Output the full listing below exactly as it reads, and skip anything that is a picture.
──────── Material provided ────────
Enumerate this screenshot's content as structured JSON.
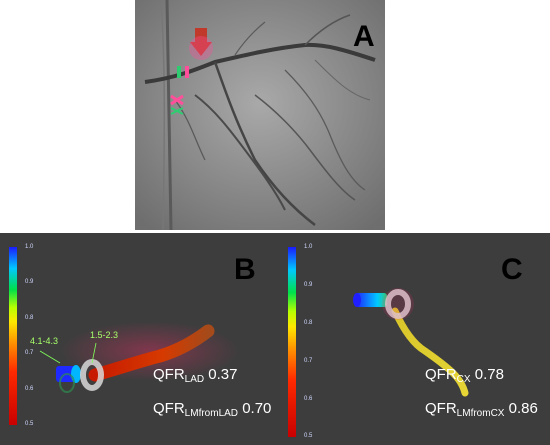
{
  "panels": {
    "a": {
      "label": "A"
    },
    "b": {
      "label": "B",
      "scale_ticks": [
        "1.0",
        "0.9",
        "0.8",
        "0.7",
        "0.6",
        "0.5"
      ],
      "annotations": [
        "4.1-4.3",
        "1.5-2.3"
      ],
      "qfr1": {
        "prefix": "QFR",
        "sub": "LAD",
        "value": "0.37"
      },
      "qfr2": {
        "prefix": "QFR",
        "sub": "LMfromLAD",
        "value": "0.70"
      }
    },
    "c": {
      "label": "C",
      "scale_ticks": [
        "1.0",
        "0.9",
        "0.8",
        "0.7",
        "0.6",
        "0.5"
      ],
      "qfr1": {
        "prefix": "QFR",
        "sub": "CX",
        "value": "0.78"
      },
      "qfr2": {
        "prefix": "QFR",
        "sub": "LMfromCX",
        "value": "0.86"
      }
    }
  },
  "colors": {
    "angiogram_bg": "#8e8e8e",
    "model_bg": "#3d3d3d",
    "arrow": "#c0392b",
    "marker_pink": "#ff4f9a",
    "marker_green": "#2ecc71"
  }
}
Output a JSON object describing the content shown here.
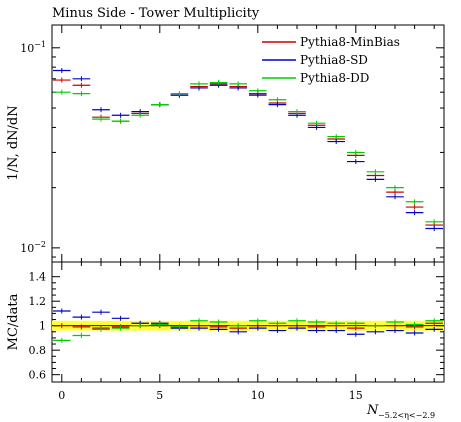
────────
◆ The completed task
Enumerate this screenshot's content as structured JSON.
{
  "panels": {
    "a": {
      "label": "A"
    },
    "b": {
      "label": "B",
      "scale_ticks": [
        "1.0",
        "0.9",
        "0.8",
        "0.7",
        "0.6",
        "0.5"
      ],
      "annotations": [
        "4.1-4.3",
        "1.5-2.3"
      ],
      "qfr1": {
        "prefix": "QFR",
        "sub": "LAD",
        "value": "0.37"
      },
      "qfr2": {
        "prefix": "QFR",
        "sub": "LMfromLAD",
        "value": "0.70"
      }
    },
    "c": {
      "label": "C",
      "scale_ticks": [
        "1.0",
        "0.9",
        "0.8",
        "0.7",
        "0.6",
        "0.5"
      ],
      "qfr1": {
        "prefix": "QFR",
        "sub": "CX",
        "value": "0.78"
      },
      "qfr2": {
        "prefix": "QFR",
        "sub": "LMfromCX",
        "value": "0.86"
      }
    }
  },
  "colors": {
    "angiogram_bg": "#8e8e8e",
    "model_bg": "#3d3d3d",
    "arrow": "#c0392b",
    "marker_pink": "#ff4f9a",
    "marker_green": "#2ecc71"
  }
}
Output a JSON object describing the content shown here.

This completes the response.